= DATA PROVIDED =
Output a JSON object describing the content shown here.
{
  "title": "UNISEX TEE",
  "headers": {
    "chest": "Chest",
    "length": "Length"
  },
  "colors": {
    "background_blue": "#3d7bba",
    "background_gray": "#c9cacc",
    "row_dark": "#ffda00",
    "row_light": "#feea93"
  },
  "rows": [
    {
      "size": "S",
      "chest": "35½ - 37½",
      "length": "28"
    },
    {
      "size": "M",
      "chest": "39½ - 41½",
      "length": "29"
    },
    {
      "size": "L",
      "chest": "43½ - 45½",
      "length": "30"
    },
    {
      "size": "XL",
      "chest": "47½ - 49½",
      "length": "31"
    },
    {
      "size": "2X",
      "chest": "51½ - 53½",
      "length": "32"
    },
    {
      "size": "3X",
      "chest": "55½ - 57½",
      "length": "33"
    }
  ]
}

= GIVEN PROBLEM =
In the entries above, find each line with the string "size" and copy it.

= ANSWER FOR THE TASK =
      "size": "S",
      "size": "M",
      "size": "L",
      "size": "XL",
      "size": "2X",
      "size": "3X",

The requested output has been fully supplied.